# Passage

--- --- ---

Institutional Memory and the Aesthetics of Justice: A Retrospective Reading of “Provenances. Wayfaring Art” at Berlinische Galerie

GateStreetBerlin1 month ago100 Views

We revisit one of the most critical stops in Berlin’s art scene last year—the exhibition “Provenances. Wayfaring Art,” which closed on 13 October 2025—from the perspectives of institutional memory and art-historical justice. As critic Adolph Donath expressed in 1925, the fate of artworks is to travel. Berlinische Galerie’s exhibition presented these compulsory journeys of works not merely as a chain of ownership but as a methodological inventory of the dark political conjunctures in which ownership changed hands.

The provenance history of modernist collections—particularly works confiscated under duress from Jewish collectors during the National Socialist period of 1933–1945—is not only a technical archival endeavour but also an act of restorative justice. The exhibition’s structure greeted viewers with an intense salon hanging of around 40 paintings, blending the physical presence of rarely exhibited works with the epistemological depth of provenance research presented through digital media.

--- --- ---

# Data for analysis
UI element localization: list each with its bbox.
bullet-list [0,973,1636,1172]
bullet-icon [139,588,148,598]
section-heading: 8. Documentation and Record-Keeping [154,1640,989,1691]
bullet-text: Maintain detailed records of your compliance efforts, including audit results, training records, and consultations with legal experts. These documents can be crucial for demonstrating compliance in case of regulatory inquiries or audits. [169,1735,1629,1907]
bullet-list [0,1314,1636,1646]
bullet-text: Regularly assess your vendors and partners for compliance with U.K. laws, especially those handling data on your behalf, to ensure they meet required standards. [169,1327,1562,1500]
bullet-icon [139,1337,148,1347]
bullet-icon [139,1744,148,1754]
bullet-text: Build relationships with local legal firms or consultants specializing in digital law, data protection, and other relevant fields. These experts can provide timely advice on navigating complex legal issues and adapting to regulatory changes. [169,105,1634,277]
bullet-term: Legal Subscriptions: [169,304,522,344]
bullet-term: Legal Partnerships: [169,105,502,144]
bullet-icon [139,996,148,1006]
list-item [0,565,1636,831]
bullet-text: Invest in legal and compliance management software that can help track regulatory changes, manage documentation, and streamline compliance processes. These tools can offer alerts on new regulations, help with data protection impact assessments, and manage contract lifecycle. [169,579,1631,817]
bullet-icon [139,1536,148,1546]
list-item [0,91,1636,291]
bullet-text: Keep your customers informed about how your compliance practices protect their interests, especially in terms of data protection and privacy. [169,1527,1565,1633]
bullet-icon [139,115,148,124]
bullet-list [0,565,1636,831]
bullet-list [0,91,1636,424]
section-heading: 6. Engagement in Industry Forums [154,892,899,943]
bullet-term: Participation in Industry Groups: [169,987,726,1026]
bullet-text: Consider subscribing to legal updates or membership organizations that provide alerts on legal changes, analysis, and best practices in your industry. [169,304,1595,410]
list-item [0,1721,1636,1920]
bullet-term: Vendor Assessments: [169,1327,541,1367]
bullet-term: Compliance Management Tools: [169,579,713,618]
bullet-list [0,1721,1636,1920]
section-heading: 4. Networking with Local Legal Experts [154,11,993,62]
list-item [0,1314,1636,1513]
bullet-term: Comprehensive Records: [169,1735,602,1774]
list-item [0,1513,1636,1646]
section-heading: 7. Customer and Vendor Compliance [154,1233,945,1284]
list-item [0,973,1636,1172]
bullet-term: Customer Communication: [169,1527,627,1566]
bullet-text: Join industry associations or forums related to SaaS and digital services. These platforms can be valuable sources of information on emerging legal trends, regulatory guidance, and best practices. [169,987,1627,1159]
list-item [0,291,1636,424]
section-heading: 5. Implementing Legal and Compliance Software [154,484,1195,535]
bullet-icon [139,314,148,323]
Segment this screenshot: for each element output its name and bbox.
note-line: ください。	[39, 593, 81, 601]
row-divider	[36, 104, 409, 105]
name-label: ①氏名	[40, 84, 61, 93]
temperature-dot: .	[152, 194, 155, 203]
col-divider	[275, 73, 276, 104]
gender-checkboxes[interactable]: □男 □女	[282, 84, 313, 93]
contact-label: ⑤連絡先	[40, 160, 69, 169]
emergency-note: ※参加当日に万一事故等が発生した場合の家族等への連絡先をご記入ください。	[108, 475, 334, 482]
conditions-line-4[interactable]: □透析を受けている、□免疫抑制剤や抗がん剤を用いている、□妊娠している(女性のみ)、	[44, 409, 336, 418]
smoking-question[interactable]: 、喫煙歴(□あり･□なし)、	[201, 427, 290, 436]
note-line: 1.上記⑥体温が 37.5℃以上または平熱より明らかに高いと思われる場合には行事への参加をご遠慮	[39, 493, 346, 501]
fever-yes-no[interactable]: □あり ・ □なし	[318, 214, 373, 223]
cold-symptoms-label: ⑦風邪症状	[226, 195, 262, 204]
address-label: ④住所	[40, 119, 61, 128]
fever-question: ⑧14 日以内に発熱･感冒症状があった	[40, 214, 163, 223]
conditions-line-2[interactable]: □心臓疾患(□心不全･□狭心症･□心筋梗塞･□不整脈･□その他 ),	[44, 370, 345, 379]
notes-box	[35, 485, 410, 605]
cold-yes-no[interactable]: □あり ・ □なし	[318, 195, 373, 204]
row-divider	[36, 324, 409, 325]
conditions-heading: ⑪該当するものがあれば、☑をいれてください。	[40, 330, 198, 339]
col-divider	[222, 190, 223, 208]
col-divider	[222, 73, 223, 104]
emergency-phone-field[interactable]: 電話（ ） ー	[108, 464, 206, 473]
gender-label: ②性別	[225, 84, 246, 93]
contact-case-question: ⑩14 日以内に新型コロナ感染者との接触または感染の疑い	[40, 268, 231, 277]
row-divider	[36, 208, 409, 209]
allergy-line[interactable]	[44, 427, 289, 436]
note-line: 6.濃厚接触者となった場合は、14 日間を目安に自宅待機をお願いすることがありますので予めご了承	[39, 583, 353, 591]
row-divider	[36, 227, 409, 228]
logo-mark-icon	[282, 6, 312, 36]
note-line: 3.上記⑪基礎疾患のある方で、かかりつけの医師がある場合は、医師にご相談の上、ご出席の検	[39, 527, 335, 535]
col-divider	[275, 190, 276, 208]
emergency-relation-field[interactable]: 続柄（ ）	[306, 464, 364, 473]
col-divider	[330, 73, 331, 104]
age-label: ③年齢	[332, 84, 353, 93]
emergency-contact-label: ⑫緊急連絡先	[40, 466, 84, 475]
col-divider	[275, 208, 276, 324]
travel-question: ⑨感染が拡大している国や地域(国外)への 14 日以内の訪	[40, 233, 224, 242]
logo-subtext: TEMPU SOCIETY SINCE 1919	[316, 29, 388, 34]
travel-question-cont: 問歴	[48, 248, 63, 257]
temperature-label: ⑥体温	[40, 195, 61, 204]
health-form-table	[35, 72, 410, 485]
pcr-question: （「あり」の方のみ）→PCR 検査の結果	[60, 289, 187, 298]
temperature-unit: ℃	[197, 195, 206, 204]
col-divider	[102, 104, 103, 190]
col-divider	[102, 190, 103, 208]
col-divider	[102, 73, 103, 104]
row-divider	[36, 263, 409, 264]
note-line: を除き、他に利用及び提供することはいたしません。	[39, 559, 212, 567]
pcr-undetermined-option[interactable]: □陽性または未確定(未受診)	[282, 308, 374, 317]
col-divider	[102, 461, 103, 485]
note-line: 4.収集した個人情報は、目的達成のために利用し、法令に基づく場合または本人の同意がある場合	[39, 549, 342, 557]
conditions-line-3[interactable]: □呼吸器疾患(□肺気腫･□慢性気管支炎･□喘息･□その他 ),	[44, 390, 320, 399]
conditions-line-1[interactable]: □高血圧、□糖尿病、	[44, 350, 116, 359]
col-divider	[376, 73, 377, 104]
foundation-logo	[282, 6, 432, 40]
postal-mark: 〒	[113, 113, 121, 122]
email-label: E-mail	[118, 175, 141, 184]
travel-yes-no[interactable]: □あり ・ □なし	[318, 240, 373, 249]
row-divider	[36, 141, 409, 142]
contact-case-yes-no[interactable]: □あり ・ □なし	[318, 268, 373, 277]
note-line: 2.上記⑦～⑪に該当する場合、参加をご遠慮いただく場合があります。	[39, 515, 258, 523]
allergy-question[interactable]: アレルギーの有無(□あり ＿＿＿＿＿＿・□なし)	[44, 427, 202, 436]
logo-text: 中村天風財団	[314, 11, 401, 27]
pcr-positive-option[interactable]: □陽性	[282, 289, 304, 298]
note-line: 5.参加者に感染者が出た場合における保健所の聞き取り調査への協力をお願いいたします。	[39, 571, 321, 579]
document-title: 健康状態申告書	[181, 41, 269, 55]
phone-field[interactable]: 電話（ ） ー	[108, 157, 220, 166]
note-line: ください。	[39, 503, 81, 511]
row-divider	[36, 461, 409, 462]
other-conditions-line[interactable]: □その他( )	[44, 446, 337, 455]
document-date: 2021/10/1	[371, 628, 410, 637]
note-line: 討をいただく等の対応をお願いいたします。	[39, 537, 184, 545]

--- --- ---

# What you will do
1. Answer these questions from the article about the Berlinische Galerie exhibition, one line each:
(a) On what date did the exhibition close?
(b) Which critic is cited as saying in 1925 that the fate of artworks is to travel?
(c) About how many paintings made up the salon hanging that greeted viewers?
2. Condense the paragraph of the article about the Berlinische Galerie exhibition that begins "The provenance history of modernist collections" into a shorter version that keeps its main facts.
3. Write the next part of the article about the Berlinische Galerie exhibition, picking up after its final sentence.

# Answers by item
1.
(a) 13 October 2025
(b) Adolph Donath
(c) Around 40

2. Researching the provenance of modernist collections, especially works taken under duress from Jewish collectors during the National Socialist period of 1933–1945, is both archival work and an act of restorative justice. The exhibition opened with a dense salon hanging of about 40 paintings, combining rarely exhibited works with provenance research presented through digital media.

3.
The most striking example forming the exhibition’s theoretical backbone was the cycle “Tempeltanz der Seele” (Temple Dance of the Soul), painted in 1910 by Fidus (Hugo Höppener). Identified in 2017 as Nazi-looted art, this group of works saw the museum proactively initiate a restitution process to the original rightful owners, after which they were reacquired for the collection—an ethical precedent in contemporary museology. The original documents on display crystallised the traumatic displacements the object had endured and the awareness of institutional responsibility, beyond the work’s aesthetic value.

The exhibition presented not only its findings but also the gaps and uncertainties in the research with transparent language. Through digital media stations, viewers could observe the missing links in an artwork’s ownership history and ongoing investigation processes. This approach repositioned the artwork from a frozen historical moment to an actor at the centre of a continually expanding network of knowledge and ethical debates.